◆ Aim ◆
Please copy out the data below, replacing each "legend-label" with "legend-entry" and leaving everything else unchanged.

— START OF Information shown —

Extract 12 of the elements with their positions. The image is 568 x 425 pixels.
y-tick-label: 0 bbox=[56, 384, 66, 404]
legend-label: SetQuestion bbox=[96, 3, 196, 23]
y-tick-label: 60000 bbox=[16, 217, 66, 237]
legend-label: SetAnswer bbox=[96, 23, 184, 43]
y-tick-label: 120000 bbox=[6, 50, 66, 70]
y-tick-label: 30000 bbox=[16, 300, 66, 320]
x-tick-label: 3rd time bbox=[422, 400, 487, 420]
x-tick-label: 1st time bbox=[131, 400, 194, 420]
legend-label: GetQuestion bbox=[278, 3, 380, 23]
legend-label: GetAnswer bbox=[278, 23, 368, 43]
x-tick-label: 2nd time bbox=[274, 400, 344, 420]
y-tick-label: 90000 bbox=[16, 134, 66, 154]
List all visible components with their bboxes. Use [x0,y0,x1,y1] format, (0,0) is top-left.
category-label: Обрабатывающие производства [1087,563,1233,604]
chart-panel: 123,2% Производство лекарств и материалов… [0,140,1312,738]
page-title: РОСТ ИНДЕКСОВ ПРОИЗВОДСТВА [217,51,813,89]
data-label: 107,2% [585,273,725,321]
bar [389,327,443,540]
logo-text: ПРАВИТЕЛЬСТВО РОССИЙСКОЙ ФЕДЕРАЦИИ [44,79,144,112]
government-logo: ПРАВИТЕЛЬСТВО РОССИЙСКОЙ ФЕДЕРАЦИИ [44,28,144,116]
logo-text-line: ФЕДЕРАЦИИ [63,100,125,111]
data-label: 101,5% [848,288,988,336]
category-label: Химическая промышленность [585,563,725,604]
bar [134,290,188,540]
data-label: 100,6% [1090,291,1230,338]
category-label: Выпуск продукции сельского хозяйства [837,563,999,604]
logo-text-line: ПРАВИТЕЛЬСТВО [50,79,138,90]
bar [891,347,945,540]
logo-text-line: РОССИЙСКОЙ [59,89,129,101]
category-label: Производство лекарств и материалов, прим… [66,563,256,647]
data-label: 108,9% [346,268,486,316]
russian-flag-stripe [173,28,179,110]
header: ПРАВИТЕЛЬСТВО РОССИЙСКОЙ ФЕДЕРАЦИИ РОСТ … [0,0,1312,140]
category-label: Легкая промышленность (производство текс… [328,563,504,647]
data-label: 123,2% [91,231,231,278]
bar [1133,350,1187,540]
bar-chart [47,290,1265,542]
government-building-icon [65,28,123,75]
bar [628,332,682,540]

— END OF Information shown —

◆ Final result ◆
Extract 12 of the elements with their positions. The image is 568 x 425 pixels.
y-tick-label: 0 bbox=[56, 384, 66, 404]
legend-entry: SetQuestion bbox=[96, 3, 196, 23]
y-tick-label: 60000 bbox=[16, 217, 66, 237]
legend-entry: SetAnswer bbox=[96, 23, 184, 43]
y-tick-label: 120000 bbox=[6, 50, 66, 70]
y-tick-label: 30000 bbox=[16, 300, 66, 320]
x-tick-label: 3rd time bbox=[422, 400, 487, 420]
x-tick-label: 1st time bbox=[131, 400, 194, 420]
legend-entry: GetQuestion bbox=[278, 3, 380, 23]
legend-entry: GetAnswer bbox=[278, 23, 368, 43]
x-tick-label: 2nd time bbox=[274, 400, 344, 420]
y-tick-label: 90000 bbox=[16, 134, 66, 154]
List all visible components with their bboxes. Use [x0,y0,x1,y1] format, (0,0) is top-left.
category-label: Обрабатывающие производства [1087,563,1233,604]
chart-panel: 123,2% Производство лекарств и материалов… [0,140,1312,738]
page-title: РОСТ ИНДЕКСОВ ПРОИЗВОДСТВА [217,51,813,89]
data-label: 107,2% [585,273,725,321]
bar [389,327,443,540]
logo-text: ПРАВИТЕЛЬСТВО РОССИЙСКОЙ ФЕДЕРАЦИИ [44,79,144,112]
government-logo: ПРАВИТЕЛЬСТВО РОССИЙСКОЙ ФЕДЕРАЦИИ [44,28,144,116]
logo-text-line: ФЕДЕРАЦИИ [63,100,125,111]
data-label: 101,5% [848,288,988,336]
category-label: Химическая промышленность [585,563,725,604]
bar [134,290,188,540]
data-label: 100,6% [1090,291,1230,338]
category-label: Выпуск продукции сельского хозяйства [837,563,999,604]
logo-text-line: ПРАВИТЕЛЬСТВО [50,79,138,90]
bar [891,347,945,540]
logo-text-line: РОССИЙСКОЙ [59,89,129,101]
category-label: Производство лекарств и материалов, прим… [66,563,256,647]
data-label: 108,9% [346,268,486,316]
russian-flag-stripe [173,28,179,110]
header: ПРАВИТЕЛЬСТВО РОССИЙСКОЙ ФЕДЕРАЦИИ РОСТ … [0,0,1312,140]
category-label: Легкая промышленность (производство текс… [328,563,504,647]
data-label: 123,2% [91,231,231,278]
bar [1133,350,1187,540]
bar-chart [47,290,1265,542]
government-building-icon [65,28,123,75]
bar [628,332,682,540]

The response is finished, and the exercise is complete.